Exercise aim:
Copy out every line of the records where the string "xlabel" occurs.

Information shown:
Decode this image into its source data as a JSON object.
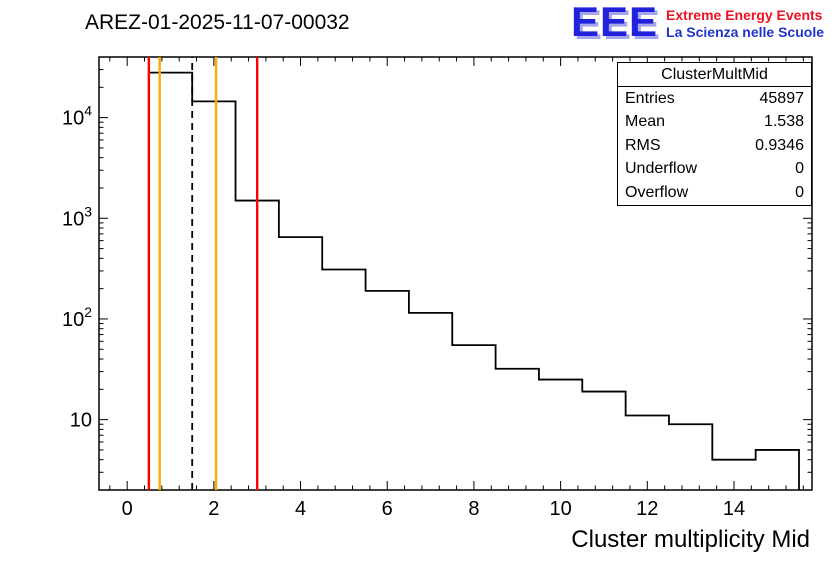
{
  "title": "AREZ-01-2025-11-07-00032",
  "logo": {
    "acronym": "EEE",
    "tagline_top": "Extreme Energy Events",
    "tagline_bottom": "La Scienza nelle Scuole",
    "colors": {
      "acronym": "#2222dd",
      "shadow": "#a6a6ec",
      "tagline_top": "#ee1122",
      "tagline_bottom": "#2233cc"
    }
  },
  "stats_box": {
    "title": "ClusterMultMid",
    "rows": [
      {
        "label": "Entries",
        "value": "45897"
      },
      {
        "label": "Mean",
        "value": "1.538"
      },
      {
        "label": "RMS",
        "value": "0.9346"
      },
      {
        "label": "Underflow",
        "value": "0"
      },
      {
        "label": "Overflow",
        "value": "0"
      }
    ]
  },
  "chart_data": {
    "type": "bar",
    "subtype": "step-histogram",
    "title": "AREZ-01-2025-11-07-00032",
    "xlabel": "Cluster multiplicity Mid",
    "ylabel": "",
    "y_scale": "log",
    "grid": false,
    "legend": "none",
    "bin_edges": [
      0.5,
      1.5,
      2.5,
      3.5,
      4.5,
      5.5,
      6.5,
      7.5,
      8.5,
      9.5,
      10.5,
      11.5,
      12.5,
      13.5,
      14.5,
      15.5
    ],
    "bin_centers": [
      1,
      2,
      3,
      4,
      5,
      6,
      7,
      8,
      9,
      10,
      11,
      12,
      13,
      14,
      15
    ],
    "counts": [
      28000,
      14500,
      1500,
      650,
      310,
      190,
      115,
      55,
      32,
      25,
      19,
      11,
      9,
      4,
      5
    ],
    "xlim": [
      -0.65,
      15.8
    ],
    "ylim": [
      2.0,
      40000
    ],
    "x_major_ticks": [
      0,
      2,
      4,
      6,
      8,
      10,
      12,
      14
    ],
    "x_minor_step": 0.4,
    "y_tick_labels": [
      {
        "value": 10,
        "base": "10",
        "exp": ""
      },
      {
        "value": 100,
        "base": "10",
        "exp": "2"
      },
      {
        "value": 1000,
        "base": "10",
        "exp": "3"
      },
      {
        "value": 10000,
        "base": "10",
        "exp": "4"
      }
    ],
    "line_color": "#000000",
    "markers": [
      {
        "x": 0.5,
        "color": "#ff0000",
        "dash": false
      },
      {
        "x": 0.75,
        "color": "#ffaa00",
        "dash": false
      },
      {
        "x": 1.5,
        "color": "#000000",
        "dash": true
      },
      {
        "x": 2.05,
        "color": "#ffaa00",
        "dash": false
      },
      {
        "x": 3.0,
        "color": "#ff0000",
        "dash": false
      }
    ]
  }
}
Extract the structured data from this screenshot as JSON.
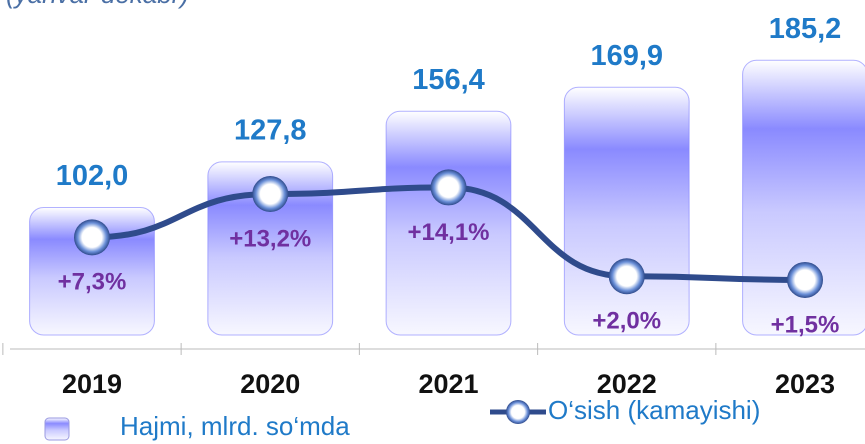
{
  "chart_data": {
    "type": "bar",
    "subtitle": "(yanvar-dekabr)",
    "categories": [
      "2019",
      "2020",
      "2021",
      "2022",
      "2023"
    ],
    "ylim": [
      30,
      200
    ],
    "y2lim": [
      -6,
      35
    ],
    "series": [
      {
        "name": "Hajmi, mlrd. so‘mda",
        "type": "bar",
        "color": "#7f7fff",
        "values": [
          102.0,
          127.8,
          156.4,
          169.9,
          185.2
        ],
        "value_labels": [
          "102,0",
          "127,8",
          "156,4",
          "169,9",
          "185,2"
        ]
      },
      {
        "name": "O‘sish (kamayishi)",
        "type": "line",
        "axis": "y2",
        "color": "#2f4b8c",
        "values": [
          7.3,
          13.2,
          14.1,
          2.0,
          1.5
        ],
        "value_labels": [
          "+7,3%",
          "+13,2%",
          "+14,1%",
          "+2,0%",
          "+1,5%"
        ]
      }
    ]
  }
}
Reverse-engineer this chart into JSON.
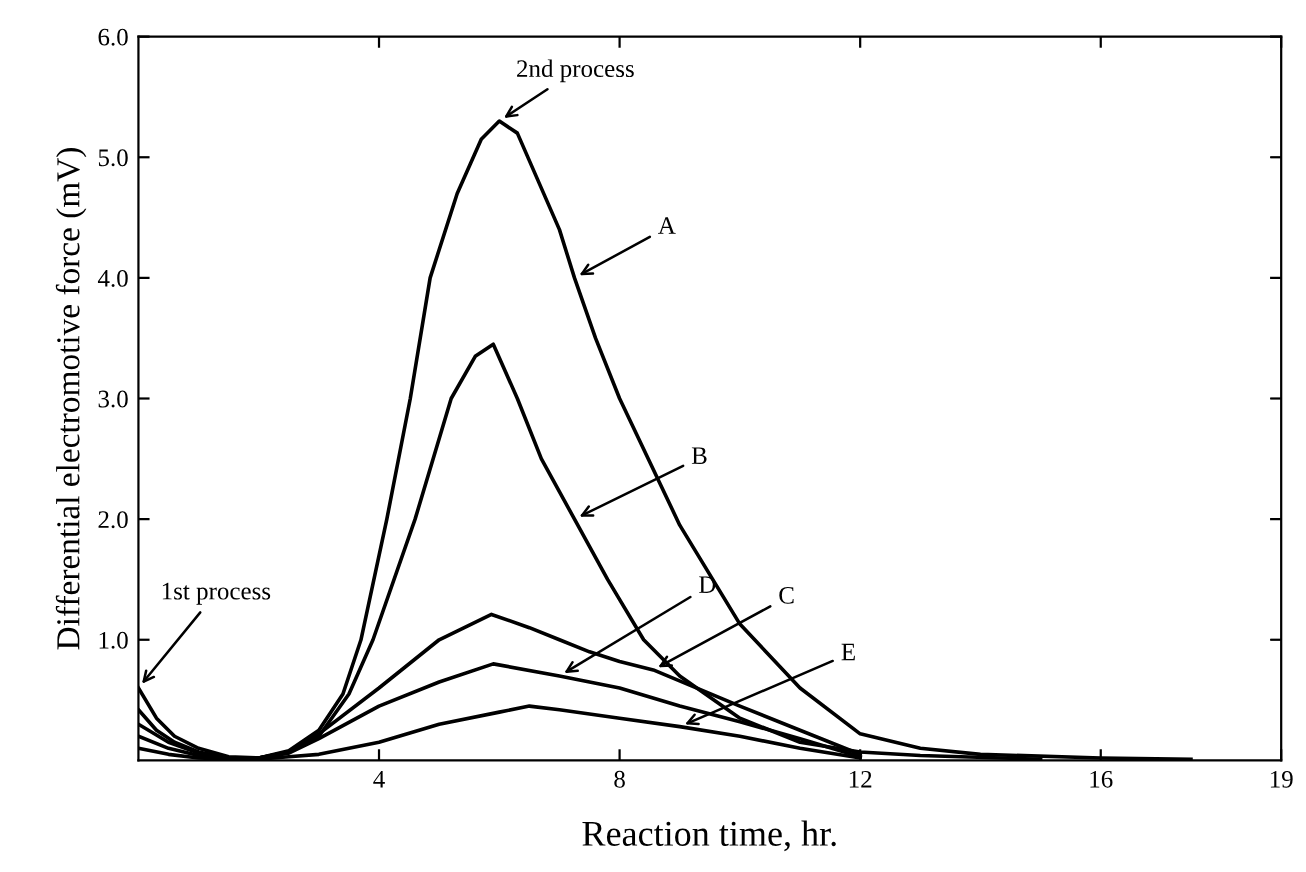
{
  "chart_data": {
    "type": "line",
    "xlabel": "Reaction time, hr.",
    "ylabel": "Differential electromotive force (mV)",
    "xlim": [
      0,
      19
    ],
    "xticks": [
      4,
      8,
      12,
      16,
      19
    ],
    "ylim": [
      0,
      6
    ],
    "yticks": [
      {
        "value": 1,
        "label": "1.0"
      },
      {
        "value": 2,
        "label": "2.0"
      },
      {
        "value": 3,
        "label": "3.0"
      },
      {
        "value": 4,
        "label": "4.0"
      },
      {
        "value": 5,
        "label": "5.0"
      },
      {
        "value": 6,
        "label": "6.0"
      }
    ],
    "grid": false,
    "marker": "none",
    "line_style": "solid",
    "series": [
      {
        "color": "#000000",
        "x": [
          0,
          0.3,
          0.6,
          1,
          1.5,
          2,
          2.5,
          3,
          3.4,
          3.7,
          4.13,
          4.52,
          4.85,
          5.3,
          5.7,
          6,
          6.3,
          7,
          7.25,
          7.6,
          8,
          9,
          10,
          11,
          12,
          13,
          14,
          16,
          17.5
        ],
        "values": [
          0.6,
          0.35,
          0.2,
          0.1,
          0.03,
          0.02,
          0.08,
          0.25,
          0.55,
          1.0,
          2.0,
          3.0,
          4.0,
          4.7,
          5.15,
          5.3,
          5.2,
          4.4,
          4.0,
          3.5,
          3.0,
          1.95,
          1.13,
          0.6,
          0.22,
          0.1,
          0.05,
          0.02,
          0.01
        ]
      },
      {
        "color": "#000000",
        "x": [
          0,
          0.3,
          0.6,
          1,
          1.5,
          2,
          2.5,
          3,
          3.5,
          3.9,
          4.6,
          5.2,
          5.6,
          5.9,
          6.3,
          6.7,
          7.25,
          7.8,
          8.4,
          9,
          10,
          11,
          12,
          13,
          15
        ],
        "values": [
          0.42,
          0.25,
          0.15,
          0.07,
          0.02,
          0.02,
          0.07,
          0.2,
          0.55,
          1.0,
          2.0,
          3.0,
          3.35,
          3.45,
          3.0,
          2.5,
          2.0,
          1.5,
          1.0,
          0.7,
          0.35,
          0.15,
          0.07,
          0.04,
          0.01
        ]
      },
      {
        "color": "#000000",
        "x": [
          0,
          0.5,
          1,
          1.5,
          2,
          2.5,
          3,
          4,
          5,
          5.87,
          6.5,
          7,
          7.5,
          8,
          8.56,
          10,
          11,
          12
        ],
        "values": [
          0.3,
          0.15,
          0.06,
          0.02,
          0.02,
          0.07,
          0.22,
          0.6,
          1.0,
          1.21,
          1.1,
          1.0,
          0.9,
          0.82,
          0.75,
          0.45,
          0.25,
          0.05
        ]
      },
      {
        "color": "#000000",
        "x": [
          0,
          0.5,
          1,
          1.5,
          2,
          2.5,
          3,
          4,
          5,
          5.9,
          7,
          8,
          9,
          10,
          11,
          12
        ],
        "values": [
          0.2,
          0.1,
          0.04,
          0.02,
          0.02,
          0.06,
          0.18,
          0.45,
          0.65,
          0.8,
          0.7,
          0.6,
          0.45,
          0.32,
          0.18,
          0.03
        ]
      },
      {
        "color": "#000000",
        "x": [
          0,
          0.5,
          1,
          1.5,
          2,
          2.5,
          3,
          4,
          5,
          6,
          6.5,
          7,
          8,
          9,
          10,
          11,
          12
        ],
        "values": [
          0.1,
          0.05,
          0.02,
          0.01,
          0.01,
          0.03,
          0.05,
          0.15,
          0.3,
          0.4,
          0.45,
          0.42,
          0.35,
          0.28,
          0.2,
          0.1,
          0.02
        ]
      }
    ],
    "annotations": [
      {
        "text": "2nd process",
        "x": 6,
        "y": 5.3
      },
      {
        "text": "1st process",
        "x": 0,
        "y": 0.6
      },
      {
        "text": "A",
        "x": 7.25,
        "y": 4.0
      },
      {
        "text": "B",
        "x": 7.25,
        "y": 2.0
      },
      {
        "text": "D",
        "x": 7,
        "y": 0.7
      },
      {
        "text": "C",
        "x": 8.56,
        "y": 0.75
      },
      {
        "text": "E",
        "x": 9,
        "y": 0.28
      }
    ]
  }
}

Solution below:
    "xlabel": "Cluster multiplicity Mid",
    "xlabel": "Reaction time, hr.",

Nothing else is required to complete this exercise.